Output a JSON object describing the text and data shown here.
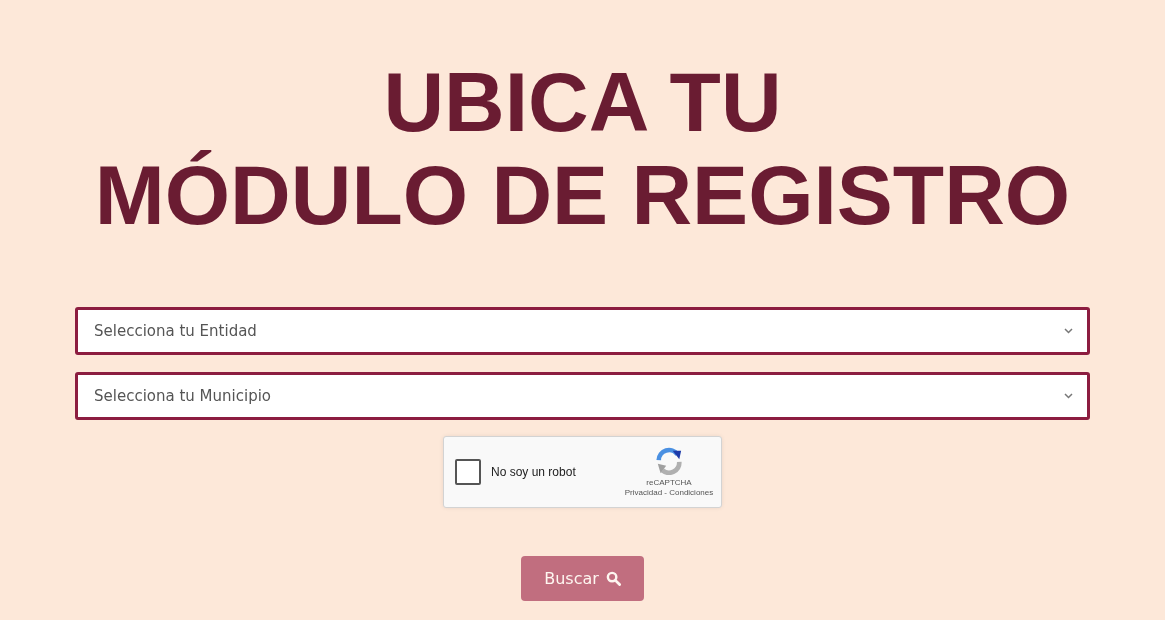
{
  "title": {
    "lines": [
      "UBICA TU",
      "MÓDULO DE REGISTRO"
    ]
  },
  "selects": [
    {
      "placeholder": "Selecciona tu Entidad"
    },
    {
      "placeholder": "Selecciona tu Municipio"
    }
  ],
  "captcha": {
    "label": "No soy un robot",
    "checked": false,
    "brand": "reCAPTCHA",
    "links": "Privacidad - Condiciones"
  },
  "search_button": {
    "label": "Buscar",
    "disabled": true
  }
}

########

* **DO THIS**:
Output the data exactly. Pictures don't belong in the result.

* **SOLVED PROBLEM**:
Output a JSON object describing the text and data shown here.
{
  "title": {
    "lines": [
      "UBICA TU",
      "MÓDULO DE REGISTRO"
    ]
  },
  "selects": [
    {
      "placeholder": "Selecciona tu Entidad"
    },
    {
      "placeholder": "Selecciona tu Municipio"
    }
  ],
  "captcha": {
    "label": "No soy un robot",
    "checked": false,
    "brand": "reCAPTCHA",
    "links": "Privacidad - Condiciones"
  },
  "search_button": {
    "label": "Buscar",
    "disabled": true
  }
}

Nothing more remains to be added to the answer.